## REQUIRED TASK
Pull out every line from the listing that has the word "groups".

## RECORDS FOR PROCESSING
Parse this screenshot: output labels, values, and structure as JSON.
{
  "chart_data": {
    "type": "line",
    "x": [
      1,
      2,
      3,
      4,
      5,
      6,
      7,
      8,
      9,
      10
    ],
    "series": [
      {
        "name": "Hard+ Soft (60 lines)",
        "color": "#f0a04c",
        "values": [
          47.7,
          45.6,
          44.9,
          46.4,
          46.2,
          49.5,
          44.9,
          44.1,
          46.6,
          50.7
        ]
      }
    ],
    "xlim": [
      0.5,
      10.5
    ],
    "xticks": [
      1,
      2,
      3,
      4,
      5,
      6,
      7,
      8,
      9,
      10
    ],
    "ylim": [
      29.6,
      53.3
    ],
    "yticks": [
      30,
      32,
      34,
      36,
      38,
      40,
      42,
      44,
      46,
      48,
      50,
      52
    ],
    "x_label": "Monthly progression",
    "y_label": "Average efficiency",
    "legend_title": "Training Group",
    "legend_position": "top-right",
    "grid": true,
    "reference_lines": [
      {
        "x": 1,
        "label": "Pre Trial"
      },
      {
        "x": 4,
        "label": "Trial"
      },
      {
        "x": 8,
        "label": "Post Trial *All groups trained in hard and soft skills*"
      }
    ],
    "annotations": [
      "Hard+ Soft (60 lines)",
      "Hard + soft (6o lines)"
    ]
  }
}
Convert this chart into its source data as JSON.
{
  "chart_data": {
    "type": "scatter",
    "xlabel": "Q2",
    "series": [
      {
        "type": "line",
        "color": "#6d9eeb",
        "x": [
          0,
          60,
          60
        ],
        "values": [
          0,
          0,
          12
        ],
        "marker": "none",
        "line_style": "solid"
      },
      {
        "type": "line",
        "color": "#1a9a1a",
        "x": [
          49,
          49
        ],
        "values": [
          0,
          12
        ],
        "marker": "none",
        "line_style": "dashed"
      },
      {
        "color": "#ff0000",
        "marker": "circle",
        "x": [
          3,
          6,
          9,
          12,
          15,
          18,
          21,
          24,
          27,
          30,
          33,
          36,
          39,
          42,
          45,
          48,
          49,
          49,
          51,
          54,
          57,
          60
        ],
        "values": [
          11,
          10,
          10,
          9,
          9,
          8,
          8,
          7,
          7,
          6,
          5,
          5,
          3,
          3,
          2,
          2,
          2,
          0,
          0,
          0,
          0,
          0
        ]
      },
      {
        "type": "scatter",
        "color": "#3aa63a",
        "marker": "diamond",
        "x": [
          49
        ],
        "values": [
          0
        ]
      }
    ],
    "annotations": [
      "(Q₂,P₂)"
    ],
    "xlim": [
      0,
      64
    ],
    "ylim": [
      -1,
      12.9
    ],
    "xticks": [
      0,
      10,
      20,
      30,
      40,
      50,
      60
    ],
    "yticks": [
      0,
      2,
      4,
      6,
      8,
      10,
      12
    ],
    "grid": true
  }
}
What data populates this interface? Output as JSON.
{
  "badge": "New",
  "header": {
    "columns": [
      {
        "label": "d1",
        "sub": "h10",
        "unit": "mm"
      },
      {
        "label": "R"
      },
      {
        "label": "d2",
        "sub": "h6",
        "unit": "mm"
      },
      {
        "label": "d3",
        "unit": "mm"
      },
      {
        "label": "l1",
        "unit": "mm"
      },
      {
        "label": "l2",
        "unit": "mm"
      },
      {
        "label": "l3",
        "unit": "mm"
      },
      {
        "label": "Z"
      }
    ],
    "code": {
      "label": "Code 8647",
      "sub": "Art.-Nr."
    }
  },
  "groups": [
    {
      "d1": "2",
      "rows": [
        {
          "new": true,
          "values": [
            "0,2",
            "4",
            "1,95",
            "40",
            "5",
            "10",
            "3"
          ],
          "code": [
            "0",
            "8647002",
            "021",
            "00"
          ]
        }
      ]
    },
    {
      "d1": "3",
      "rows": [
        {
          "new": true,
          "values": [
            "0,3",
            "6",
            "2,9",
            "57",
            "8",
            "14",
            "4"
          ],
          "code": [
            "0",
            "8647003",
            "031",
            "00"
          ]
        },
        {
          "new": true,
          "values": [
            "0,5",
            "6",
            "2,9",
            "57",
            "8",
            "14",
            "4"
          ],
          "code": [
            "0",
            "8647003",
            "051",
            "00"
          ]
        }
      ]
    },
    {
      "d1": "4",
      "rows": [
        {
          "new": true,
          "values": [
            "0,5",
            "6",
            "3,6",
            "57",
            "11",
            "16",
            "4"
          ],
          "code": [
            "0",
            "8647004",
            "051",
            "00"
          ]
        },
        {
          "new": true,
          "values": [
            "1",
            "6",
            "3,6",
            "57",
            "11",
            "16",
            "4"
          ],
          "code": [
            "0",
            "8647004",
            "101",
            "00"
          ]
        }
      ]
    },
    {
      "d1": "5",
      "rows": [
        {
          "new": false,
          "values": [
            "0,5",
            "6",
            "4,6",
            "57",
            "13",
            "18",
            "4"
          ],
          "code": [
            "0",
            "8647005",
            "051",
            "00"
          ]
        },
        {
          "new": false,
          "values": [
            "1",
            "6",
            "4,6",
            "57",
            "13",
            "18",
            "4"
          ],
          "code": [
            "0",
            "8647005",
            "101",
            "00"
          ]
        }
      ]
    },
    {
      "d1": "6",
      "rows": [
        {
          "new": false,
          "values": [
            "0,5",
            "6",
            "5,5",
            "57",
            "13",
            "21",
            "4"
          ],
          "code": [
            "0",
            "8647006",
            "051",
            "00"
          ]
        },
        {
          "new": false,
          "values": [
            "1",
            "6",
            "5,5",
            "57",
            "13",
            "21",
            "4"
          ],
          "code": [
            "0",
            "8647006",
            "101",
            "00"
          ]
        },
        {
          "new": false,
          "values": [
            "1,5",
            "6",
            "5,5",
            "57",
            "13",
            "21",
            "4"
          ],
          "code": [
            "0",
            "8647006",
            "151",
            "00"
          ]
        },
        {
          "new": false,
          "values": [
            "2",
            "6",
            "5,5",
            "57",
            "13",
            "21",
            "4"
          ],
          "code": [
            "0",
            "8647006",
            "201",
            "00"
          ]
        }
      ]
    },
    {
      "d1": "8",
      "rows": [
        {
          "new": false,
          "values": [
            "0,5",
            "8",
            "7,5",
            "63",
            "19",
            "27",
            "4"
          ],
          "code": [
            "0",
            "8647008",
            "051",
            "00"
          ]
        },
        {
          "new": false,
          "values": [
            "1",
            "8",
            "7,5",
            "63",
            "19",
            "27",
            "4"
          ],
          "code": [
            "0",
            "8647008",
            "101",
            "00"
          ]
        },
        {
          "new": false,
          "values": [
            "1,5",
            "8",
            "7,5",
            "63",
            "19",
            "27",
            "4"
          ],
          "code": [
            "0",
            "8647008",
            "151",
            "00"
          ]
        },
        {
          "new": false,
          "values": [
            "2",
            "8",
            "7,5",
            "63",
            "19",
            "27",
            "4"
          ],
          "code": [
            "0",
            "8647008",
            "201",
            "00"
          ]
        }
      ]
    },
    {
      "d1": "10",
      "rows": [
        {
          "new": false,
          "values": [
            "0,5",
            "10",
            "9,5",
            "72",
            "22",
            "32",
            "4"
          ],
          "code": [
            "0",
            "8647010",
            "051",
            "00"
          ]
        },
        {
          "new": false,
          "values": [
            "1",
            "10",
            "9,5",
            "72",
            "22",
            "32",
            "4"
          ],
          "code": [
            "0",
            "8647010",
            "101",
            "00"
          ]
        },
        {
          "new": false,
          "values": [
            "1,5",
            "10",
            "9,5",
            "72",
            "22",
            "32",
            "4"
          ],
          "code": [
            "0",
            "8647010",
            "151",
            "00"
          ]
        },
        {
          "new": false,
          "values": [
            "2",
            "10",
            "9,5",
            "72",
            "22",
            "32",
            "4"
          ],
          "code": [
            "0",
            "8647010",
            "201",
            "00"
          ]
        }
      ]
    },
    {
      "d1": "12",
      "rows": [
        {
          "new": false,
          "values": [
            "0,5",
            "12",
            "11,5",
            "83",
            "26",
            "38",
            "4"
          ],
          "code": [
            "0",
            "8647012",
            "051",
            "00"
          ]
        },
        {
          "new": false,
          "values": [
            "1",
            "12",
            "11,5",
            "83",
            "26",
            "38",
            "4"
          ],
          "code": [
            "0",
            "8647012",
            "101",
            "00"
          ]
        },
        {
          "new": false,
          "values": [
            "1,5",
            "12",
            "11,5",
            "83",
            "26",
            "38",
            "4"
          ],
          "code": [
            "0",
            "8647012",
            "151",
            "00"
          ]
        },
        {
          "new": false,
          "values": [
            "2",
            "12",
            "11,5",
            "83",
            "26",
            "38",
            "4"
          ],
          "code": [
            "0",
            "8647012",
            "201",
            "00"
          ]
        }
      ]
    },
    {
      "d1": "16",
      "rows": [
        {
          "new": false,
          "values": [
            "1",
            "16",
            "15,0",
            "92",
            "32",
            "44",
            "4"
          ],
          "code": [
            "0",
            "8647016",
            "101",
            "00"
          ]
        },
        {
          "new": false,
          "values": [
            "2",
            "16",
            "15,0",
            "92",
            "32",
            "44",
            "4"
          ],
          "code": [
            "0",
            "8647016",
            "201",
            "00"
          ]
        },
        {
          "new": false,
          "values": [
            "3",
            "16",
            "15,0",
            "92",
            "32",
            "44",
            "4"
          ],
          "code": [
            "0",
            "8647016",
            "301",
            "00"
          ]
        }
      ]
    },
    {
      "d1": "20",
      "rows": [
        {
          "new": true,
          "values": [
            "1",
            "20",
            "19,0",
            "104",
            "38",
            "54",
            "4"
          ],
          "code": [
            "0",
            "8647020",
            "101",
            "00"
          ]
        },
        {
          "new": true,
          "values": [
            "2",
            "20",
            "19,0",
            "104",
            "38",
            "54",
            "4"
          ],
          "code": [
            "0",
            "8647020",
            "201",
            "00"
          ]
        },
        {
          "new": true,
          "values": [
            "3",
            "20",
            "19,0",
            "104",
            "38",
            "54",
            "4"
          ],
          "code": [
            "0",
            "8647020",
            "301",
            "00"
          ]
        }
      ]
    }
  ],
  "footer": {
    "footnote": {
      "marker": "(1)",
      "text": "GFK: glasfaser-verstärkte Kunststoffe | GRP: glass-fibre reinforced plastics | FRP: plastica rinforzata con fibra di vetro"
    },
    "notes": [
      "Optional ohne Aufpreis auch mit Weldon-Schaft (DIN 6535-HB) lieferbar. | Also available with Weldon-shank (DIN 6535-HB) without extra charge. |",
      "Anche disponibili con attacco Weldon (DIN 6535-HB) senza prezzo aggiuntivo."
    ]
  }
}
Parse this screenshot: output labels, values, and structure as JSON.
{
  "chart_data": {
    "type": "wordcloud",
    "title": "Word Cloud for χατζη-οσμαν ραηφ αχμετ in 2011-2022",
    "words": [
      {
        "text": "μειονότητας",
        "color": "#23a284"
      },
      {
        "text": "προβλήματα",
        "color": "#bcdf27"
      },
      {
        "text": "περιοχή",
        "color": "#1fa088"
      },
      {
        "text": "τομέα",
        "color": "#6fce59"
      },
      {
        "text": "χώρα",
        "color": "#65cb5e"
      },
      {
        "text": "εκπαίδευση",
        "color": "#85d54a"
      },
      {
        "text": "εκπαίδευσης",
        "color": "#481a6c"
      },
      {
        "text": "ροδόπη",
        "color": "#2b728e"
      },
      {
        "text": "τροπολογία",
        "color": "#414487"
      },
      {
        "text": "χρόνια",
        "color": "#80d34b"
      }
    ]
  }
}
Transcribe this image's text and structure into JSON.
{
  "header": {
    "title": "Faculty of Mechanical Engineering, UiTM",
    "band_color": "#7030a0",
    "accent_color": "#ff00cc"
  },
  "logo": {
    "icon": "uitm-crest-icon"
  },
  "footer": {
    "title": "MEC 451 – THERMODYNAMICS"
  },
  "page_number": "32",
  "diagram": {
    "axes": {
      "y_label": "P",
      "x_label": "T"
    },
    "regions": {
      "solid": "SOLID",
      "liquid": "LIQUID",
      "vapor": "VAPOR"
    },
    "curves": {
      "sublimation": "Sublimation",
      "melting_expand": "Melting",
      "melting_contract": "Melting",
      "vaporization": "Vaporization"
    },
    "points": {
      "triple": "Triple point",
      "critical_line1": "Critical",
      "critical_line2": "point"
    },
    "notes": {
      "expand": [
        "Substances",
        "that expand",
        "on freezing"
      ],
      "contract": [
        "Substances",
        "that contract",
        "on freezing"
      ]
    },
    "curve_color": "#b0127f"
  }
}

## REPLY TO THE EXERCISE
        "label": "Post Trial *All groups trained in hard and soft skills*"
  "groups": [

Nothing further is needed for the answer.